-- RECORDS start --
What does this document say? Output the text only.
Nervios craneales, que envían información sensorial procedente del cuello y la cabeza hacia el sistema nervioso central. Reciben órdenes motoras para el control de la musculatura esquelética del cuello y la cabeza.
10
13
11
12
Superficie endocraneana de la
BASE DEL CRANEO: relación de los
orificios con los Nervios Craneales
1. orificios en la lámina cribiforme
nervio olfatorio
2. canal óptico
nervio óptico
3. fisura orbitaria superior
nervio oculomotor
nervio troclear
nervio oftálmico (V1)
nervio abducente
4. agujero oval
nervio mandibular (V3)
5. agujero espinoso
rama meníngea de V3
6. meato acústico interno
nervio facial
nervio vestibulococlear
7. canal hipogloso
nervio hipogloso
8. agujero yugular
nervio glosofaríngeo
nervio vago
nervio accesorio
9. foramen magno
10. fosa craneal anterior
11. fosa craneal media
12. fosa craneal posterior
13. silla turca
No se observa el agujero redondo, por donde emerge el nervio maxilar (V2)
-- RECORDS end --
- **AIM OF THE EXERCISE**
Using the material above, gather every line that includes "Nervios".

- **EXPECTED ANSWER**
Nervios craneales, que envían información sensorial procedente del cuello y la cabeza hacia el sistema nervioso central. Reciben órdenes motoras para el control de la musculatura esquelética del cuello y la cabeza.
orificios con los Nervios Craneales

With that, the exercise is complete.